* **Work instructions**: Using the data beneath, show every line that includes the word "days".

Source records
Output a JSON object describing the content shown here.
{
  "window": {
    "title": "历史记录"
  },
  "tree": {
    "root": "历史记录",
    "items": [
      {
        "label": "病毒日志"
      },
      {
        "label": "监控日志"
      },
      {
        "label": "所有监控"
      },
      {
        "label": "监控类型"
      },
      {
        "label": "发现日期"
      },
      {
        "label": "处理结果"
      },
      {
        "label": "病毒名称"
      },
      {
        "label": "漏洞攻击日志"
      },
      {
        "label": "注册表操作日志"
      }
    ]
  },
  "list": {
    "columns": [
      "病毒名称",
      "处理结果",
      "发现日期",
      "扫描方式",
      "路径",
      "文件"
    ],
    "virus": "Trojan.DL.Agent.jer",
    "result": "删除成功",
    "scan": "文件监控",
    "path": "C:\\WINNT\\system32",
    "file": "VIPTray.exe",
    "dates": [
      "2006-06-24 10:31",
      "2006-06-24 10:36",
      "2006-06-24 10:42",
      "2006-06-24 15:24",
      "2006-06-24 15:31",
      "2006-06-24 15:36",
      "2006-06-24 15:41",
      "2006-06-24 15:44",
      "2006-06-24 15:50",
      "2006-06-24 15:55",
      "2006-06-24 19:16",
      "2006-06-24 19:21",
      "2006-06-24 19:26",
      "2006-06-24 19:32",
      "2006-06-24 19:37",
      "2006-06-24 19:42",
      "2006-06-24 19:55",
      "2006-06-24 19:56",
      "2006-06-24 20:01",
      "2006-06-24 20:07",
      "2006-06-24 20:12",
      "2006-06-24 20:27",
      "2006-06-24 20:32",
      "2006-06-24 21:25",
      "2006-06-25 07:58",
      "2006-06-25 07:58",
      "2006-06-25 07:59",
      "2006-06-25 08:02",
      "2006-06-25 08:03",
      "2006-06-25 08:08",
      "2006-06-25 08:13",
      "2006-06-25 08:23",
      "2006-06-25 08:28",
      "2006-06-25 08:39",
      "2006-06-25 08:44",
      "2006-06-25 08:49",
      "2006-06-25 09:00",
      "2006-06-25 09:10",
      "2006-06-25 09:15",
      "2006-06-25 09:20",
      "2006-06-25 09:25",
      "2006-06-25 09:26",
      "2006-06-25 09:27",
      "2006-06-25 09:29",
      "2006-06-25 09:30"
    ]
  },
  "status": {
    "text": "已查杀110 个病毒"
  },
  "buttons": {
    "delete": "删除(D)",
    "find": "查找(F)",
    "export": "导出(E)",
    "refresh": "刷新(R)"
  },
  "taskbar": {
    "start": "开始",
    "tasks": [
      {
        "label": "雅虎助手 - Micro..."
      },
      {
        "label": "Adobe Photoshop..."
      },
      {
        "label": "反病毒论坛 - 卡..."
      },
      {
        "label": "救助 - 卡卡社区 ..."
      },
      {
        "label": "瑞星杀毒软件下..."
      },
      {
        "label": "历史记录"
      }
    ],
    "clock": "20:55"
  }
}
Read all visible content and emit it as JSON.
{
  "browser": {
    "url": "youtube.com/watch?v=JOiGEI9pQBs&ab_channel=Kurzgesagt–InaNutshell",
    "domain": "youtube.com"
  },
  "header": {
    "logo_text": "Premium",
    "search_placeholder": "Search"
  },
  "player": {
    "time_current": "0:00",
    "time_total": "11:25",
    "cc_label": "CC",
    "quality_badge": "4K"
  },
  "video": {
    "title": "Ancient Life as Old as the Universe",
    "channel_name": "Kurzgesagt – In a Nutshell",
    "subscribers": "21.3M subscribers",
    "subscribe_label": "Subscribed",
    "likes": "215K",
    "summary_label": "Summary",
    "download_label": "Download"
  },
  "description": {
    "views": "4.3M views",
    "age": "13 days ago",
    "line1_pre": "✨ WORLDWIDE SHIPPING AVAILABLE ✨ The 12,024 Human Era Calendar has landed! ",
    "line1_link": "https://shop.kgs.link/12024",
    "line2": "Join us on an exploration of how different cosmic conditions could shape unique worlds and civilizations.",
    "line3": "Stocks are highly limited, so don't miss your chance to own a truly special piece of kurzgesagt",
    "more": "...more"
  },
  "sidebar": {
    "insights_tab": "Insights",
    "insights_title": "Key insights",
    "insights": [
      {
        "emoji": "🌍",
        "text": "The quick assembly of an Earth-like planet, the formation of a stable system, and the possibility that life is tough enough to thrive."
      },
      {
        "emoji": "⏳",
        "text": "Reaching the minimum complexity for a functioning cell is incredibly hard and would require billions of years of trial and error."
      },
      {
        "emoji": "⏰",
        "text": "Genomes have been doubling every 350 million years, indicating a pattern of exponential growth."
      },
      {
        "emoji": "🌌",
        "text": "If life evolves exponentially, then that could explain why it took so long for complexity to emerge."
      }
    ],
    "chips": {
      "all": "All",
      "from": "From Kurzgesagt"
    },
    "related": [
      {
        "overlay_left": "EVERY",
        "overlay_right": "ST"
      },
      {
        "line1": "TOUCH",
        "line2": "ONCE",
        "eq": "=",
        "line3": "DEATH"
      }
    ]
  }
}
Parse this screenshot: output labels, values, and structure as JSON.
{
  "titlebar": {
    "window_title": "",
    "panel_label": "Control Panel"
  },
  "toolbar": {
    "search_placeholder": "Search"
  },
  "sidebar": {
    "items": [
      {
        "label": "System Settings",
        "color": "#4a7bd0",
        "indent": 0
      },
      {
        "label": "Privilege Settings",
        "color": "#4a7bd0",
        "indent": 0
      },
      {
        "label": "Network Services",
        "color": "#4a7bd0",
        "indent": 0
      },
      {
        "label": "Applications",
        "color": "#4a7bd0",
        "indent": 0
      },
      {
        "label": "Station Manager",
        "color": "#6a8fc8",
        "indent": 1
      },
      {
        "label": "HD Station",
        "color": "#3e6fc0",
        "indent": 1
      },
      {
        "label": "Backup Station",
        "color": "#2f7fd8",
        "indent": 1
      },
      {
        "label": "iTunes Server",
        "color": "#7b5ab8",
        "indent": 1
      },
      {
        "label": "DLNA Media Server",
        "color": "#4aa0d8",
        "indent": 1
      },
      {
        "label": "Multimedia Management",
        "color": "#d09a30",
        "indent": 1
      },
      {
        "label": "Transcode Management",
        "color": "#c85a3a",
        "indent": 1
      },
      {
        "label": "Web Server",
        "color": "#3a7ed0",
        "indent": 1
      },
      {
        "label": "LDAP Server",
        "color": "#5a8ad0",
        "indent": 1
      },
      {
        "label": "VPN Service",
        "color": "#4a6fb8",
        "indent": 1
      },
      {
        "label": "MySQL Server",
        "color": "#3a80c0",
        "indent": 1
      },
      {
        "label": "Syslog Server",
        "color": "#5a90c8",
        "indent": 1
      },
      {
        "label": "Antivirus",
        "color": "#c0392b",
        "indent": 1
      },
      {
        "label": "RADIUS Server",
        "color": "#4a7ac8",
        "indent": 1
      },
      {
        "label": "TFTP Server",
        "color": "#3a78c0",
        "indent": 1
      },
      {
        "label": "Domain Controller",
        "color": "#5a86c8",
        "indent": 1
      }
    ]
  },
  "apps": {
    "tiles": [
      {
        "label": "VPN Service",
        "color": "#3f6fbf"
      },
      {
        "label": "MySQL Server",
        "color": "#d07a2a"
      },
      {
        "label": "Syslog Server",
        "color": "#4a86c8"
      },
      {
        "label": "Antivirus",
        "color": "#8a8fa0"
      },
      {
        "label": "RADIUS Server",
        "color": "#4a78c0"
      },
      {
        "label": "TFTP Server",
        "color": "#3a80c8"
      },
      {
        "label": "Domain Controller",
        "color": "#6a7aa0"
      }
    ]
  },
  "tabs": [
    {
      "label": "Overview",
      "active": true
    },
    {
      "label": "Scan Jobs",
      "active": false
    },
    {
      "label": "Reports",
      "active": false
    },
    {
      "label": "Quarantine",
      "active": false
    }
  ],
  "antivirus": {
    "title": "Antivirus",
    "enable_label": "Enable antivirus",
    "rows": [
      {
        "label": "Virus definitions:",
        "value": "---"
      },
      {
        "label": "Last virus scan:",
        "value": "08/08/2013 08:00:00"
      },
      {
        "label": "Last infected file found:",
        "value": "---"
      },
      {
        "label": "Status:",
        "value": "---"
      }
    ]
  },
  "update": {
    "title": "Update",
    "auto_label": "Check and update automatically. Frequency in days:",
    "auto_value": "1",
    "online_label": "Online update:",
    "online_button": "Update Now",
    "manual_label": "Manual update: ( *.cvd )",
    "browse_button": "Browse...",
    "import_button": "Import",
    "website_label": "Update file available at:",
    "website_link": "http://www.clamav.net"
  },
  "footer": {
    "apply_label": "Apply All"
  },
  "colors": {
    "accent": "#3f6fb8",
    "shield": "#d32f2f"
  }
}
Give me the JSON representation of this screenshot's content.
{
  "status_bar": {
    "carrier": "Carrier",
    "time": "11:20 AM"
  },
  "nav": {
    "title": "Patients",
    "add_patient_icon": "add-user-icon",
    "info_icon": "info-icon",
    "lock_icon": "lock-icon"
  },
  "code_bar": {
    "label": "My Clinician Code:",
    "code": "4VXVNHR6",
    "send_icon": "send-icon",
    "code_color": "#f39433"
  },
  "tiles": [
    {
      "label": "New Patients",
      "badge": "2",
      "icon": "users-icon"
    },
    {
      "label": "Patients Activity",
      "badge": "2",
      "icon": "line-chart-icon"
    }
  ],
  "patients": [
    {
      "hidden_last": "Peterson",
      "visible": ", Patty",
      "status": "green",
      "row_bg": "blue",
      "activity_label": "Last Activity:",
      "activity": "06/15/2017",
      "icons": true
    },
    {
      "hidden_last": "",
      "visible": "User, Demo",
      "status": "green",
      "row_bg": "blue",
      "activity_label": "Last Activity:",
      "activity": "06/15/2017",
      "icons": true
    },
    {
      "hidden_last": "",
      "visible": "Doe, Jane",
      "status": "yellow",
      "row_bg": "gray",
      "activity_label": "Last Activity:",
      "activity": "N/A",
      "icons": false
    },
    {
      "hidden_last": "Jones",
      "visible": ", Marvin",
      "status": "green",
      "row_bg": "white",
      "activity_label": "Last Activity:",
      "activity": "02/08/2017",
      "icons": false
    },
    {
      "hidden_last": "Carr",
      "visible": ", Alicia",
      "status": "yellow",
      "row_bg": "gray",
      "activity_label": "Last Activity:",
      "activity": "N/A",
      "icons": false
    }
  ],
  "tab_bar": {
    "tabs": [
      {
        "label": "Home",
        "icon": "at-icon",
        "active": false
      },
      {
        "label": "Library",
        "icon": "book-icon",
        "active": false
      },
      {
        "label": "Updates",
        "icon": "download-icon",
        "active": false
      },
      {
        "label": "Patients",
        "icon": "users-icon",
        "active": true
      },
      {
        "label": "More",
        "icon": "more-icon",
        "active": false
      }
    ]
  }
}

* **Finished task**:
    "age": "13 days ago",
    "auto_label": "Check and update automatically. Frequency in days:",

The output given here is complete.